-- SOURCE DATA start --

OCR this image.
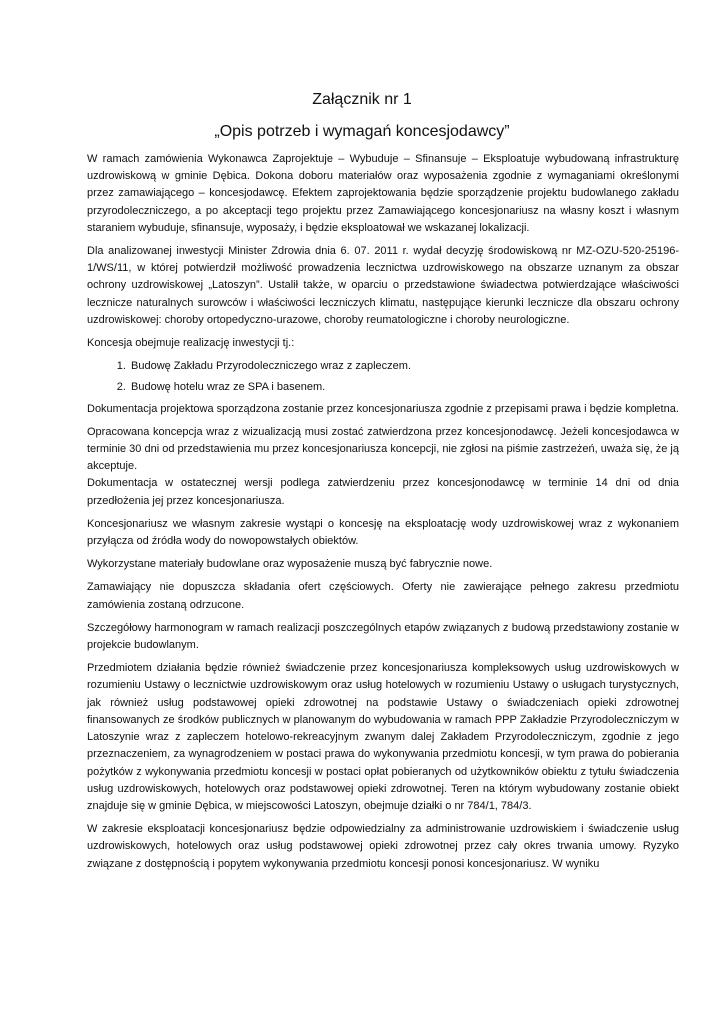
Załącznik nr 1
„Opis potrzeb i wymagań koncesjodawcy”

W ramach zamówienia Wykonawca Zaprojektuje – Wybuduje – Sfinansuje – Eksploatuje wybudowaną infrastrukturę uzdrowiskową w gminie Dębica. Dokona doboru materiałów oraz wyposażenia zgodnie z wymaganiami określonymi przez zamawiającego – koncesjodawcę. Efektem zaprojektowania będzie sporządzenie projektu budowlanego zakładu przyrodoleczniczego, a po akceptacji tego projektu przez Zamawiającego koncesjonariusz na własny koszt i własnym staraniem wybuduje, sfinansuje, wyposaży, i będzie eksploatował we wskazanej lokalizacji.

Dla analizowanej inwestycji Minister Zdrowia dnia 6. 07. 2011 r. wydał decyzję środowiskową nr MZ-OZU-520-25196-1/WS/11, w której potwierdził możliwość prowadzenia lecznictwa uzdrowiskowego na obszarze uznanym za obszar ochrony uzdrowiskowej „Latoszyn”. Ustalił także, w oparciu o przedstawione świadectwa potwierdzające właściwości lecznicze naturalnych surowców i właściwości leczniczych klimatu, następujące kierunki lecznicze dla obszaru ochrony uzdrowiskowej: choroby ortopedyczno-urazowe, choroby reumatologiczne i choroby neurologiczne.

Koncesja obejmuje realizację inwestycji tj.:

1. Budowę Zakładu Przyrodoleczniczego wraz z zapleczem.
2. Budowę hotelu wraz ze SPA i basenem.

Dokumentacja projektowa sporządzona zostanie przez koncesjonariusza zgodnie z przepisami prawa i będzie kompletna.

Opracowana koncepcja wraz z wizualizacją musi zostać zatwierdzona przez koncesjonodawcę. Jeżeli koncesjodawca w terminie 30 dni od przedstawienia mu przez koncesjonariusza koncepcji, nie zgłosi na piśmie zastrzeżeń, uważa się, że ją akceptuje.

Dokumentacja w ostatecznej wersji podlega zatwierdzeniu przez koncesjonodawcę w terminie 14 dni od dnia przedłożenia jej przez koncesjonariusza.

Koncesjonariusz we własnym zakresie wystąpi o koncesję na eksploatację wody uzdrowiskowej wraz z wykonaniem przyłącza od źródła wody do nowopowstałych obiektów.

Wykorzystane materiały budowlane oraz wyposażenie muszą być fabrycznie nowe.

Zamawiający nie dopuszcza składania ofert częściowych. Oferty nie zawierające pełnego zakresu przedmiotu zamówienia zostaną odrzucone.

Szczegółowy harmonogram w ramach realizacji poszczególnych etapów związanych z budową przedstawiony zostanie w projekcie budowlanym.

Przedmiotem działania będzie również świadczenie przez koncesjonariusza kompleksowych usług uzdrowiskowych w rozumieniu Ustawy o lecznictwie uzdrowiskowym oraz usług hotelowych w rozumieniu Ustawy o usługach turystycznych, jak również usług podstawowej opieki zdrowotnej na podstawie Ustawy o świadczeniach opieki zdrowotnej finansowanych ze środków publicznych w planowanym do wybudowania w ramach PPP Zakładzie Przyrodoleczniczym w Latoszynie wraz z zapleczem hotelowo-rekreacyjnym zwanym dalej Zakładem Przyrodoleczniczym, zgodnie z jego przeznaczeniem, za wynagrodzeniem w postaci prawa do wykonywania przedmiotu koncesji, w tym prawa do pobierania pożytków z wykonywania przedmiotu koncesji w postaci opłat pobieranych od użytkowników obiektu z tytułu świadczenia usług uzdrowiskowych, hotelowych oraz podstawowej opieki zdrowotnej. Teren na którym wybudowany zostanie obiekt znajduje się w gminie Dębica, w miejscowości Latoszyn, obejmuje działki o nr 784/1, 784/3.

W zakresie eksploatacji koncesjonariusz będzie odpowiedzialny za administrowanie uzdrowiskiem i świadczenie usług uzdrowiskowych, hotelowych oraz usług podstawowej opieki zdrowotnej przez cały okres trwania umowy. Ryzyko związane z dostępnością i popytem wykonywania przedmiotu koncesji ponosi koncesjonariusz. W wyniku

-- SOURCE DATA end --

**THE REQUEST**
All of the lines above should be printed exactly, minus the pictures.

**TASK ANSWER**
OCR this image.
Załącznik nr 1
„Opis potrzeb i wymagań koncesjodawcy”

W ramach zamówienia Wykonawca Zaprojektuje – Wybuduje – Sfinansuje – Eksploatuje wybudowaną infrastrukturę uzdrowiskową w gminie Dębica. Dokona doboru materiałów oraz wyposażenia zgodnie z wymaganiami określonymi przez zamawiającego – koncesjodawcę. Efektem zaprojektowania będzie sporządzenie projektu budowlanego zakładu przyrodoleczniczego, a po akceptacji tego projektu przez Zamawiającego koncesjonariusz na własny koszt i własnym staraniem wybuduje, sfinansuje, wyposaży, i będzie eksploatował we wskazanej lokalizacji.

Dla analizowanej inwestycji Minister Zdrowia dnia 6. 07. 2011 r. wydał decyzję środowiskową nr MZ-OZU-520-25196-1/WS/11, w której potwierdził możliwość prowadzenia lecznictwa uzdrowiskowego na obszarze uznanym za obszar ochrony uzdrowiskowej „Latoszyn”. Ustalił także, w oparciu o przedstawione świadectwa potwierdzające właściwości lecznicze naturalnych surowców i właściwości leczniczych klimatu, następujące kierunki lecznicze dla obszaru ochrony uzdrowiskowej: choroby ortopedyczno-urazowe, choroby reumatologiczne i choroby neurologiczne.

Koncesja obejmuje realizację inwestycji tj.:

1. Budowę Zakładu Przyrodoleczniczego wraz z zapleczem.
2. Budowę hotelu wraz ze SPA i basenem.

Dokumentacja projektowa sporządzona zostanie przez koncesjonariusza zgodnie z przepisami prawa i będzie kompletna.

Opracowana koncepcja wraz z wizualizacją musi zostać zatwierdzona przez koncesjonodawcę. Jeżeli koncesjodawca w terminie 30 dni od przedstawienia mu przez koncesjonariusza koncepcji, nie zgłosi na piśmie zastrzeżeń, uważa się, że ją akceptuje.

Dokumentacja w ostatecznej wersji podlega zatwierdzeniu przez koncesjonodawcę w terminie 14 dni od dnia przedłożenia jej przez koncesjonariusza.

Koncesjonariusz we własnym zakresie wystąpi o koncesję na eksploatację wody uzdrowiskowej wraz z wykonaniem przyłącza od źródła wody do nowopowstałych obiektów.

Wykorzystane materiały budowlane oraz wyposażenie muszą być fabrycznie nowe.

Zamawiający nie dopuszcza składania ofert częściowych. Oferty nie zawierające pełnego zakresu przedmiotu zamówienia zostaną odrzucone.

Szczegółowy harmonogram w ramach realizacji poszczególnych etapów związanych z budową przedstawiony zostanie w projekcie budowlanym.

Przedmiotem działania będzie również świadczenie przez koncesjonariusza kompleksowych usług uzdrowiskowych w rozumieniu Ustawy o lecznictwie uzdrowiskowym oraz usług hotelowych w rozumieniu Ustawy o usługach turystycznych, jak również usług podstawowej opieki zdrowotnej na podstawie Ustawy o świadczeniach opieki zdrowotnej finansowanych ze środków publicznych w planowanym do wybudowania w ramach PPP Zakładzie Przyrodoleczniczym w Latoszynie wraz z zapleczem hotelowo-rekreacyjnym zwanym dalej Zakładem Przyrodoleczniczym, zgodnie z jego przeznaczeniem, za wynagrodzeniem w postaci prawa do wykonywania przedmiotu koncesji, w tym prawa do pobierania pożytków z wykonywania przedmiotu koncesji w postaci opłat pobieranych od użytkowników obiektu z tytułu świadczenia usług uzdrowiskowych, hotelowych oraz podstawowej opieki zdrowotnej. Teren na którym wybudowany zostanie obiekt znajduje się w gminie Dębica, w miejscowości Latoszyn, obejmuje działki o nr 784/1, 784/3.

W zakresie eksploatacji koncesjonariusz będzie odpowiedzialny za administrowanie uzdrowiskiem i świadczenie usług uzdrowiskowych, hotelowych oraz usług podstawowej opieki zdrowotnej przez cały okres trwania umowy. Ryzyko związane z dostępnością i popytem wykonywania przedmiotu koncesji ponosi koncesjonariusz. W wyniku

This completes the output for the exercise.